** start of Items **
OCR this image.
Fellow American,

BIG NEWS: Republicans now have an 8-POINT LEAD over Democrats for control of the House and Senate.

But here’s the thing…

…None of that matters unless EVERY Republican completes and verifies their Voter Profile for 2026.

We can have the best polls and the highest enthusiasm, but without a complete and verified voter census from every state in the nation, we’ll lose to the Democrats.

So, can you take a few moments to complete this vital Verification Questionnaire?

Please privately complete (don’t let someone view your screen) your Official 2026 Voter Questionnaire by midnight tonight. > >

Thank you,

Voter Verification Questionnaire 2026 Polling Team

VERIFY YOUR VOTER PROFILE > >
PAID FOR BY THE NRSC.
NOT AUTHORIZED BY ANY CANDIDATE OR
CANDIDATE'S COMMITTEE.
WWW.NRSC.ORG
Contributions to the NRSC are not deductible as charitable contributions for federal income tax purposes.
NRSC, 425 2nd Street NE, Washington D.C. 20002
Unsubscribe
** end of Items **
Set down the listing above in full, please, exactly as it appears.

▸ **Solution for this exercise**
OCR this image.
Fellow American,

BIG NEWS: Republicans now have an 8-POINT LEAD over Democrats for control of the House and Senate.

But here’s the thing…

…None of that matters unless EVERY Republican completes and verifies their Voter Profile for 2026.

We can have the best polls and the highest enthusiasm, but without a complete and verified voter census from every state in the nation, we’ll lose to the Democrats.

So, can you take a few moments to complete this vital Verification Questionnaire?

Please privately complete (don’t let someone view your screen) your Official 2026 Voter Questionnaire by midnight tonight. > >

Thank you,

Voter Verification Questionnaire 2026 Polling Team

VERIFY YOUR VOTER PROFILE > >
PAID FOR BY THE NRSC.
NOT AUTHORIZED BY ANY CANDIDATE OR
CANDIDATE'S COMMITTEE.
WWW.NRSC.ORG
Contributions to the NRSC are not deductible as charitable contributions for federal income tax purposes.
NRSC, 425 2nd Street NE, Washington D.C. 20002
Unsubscribe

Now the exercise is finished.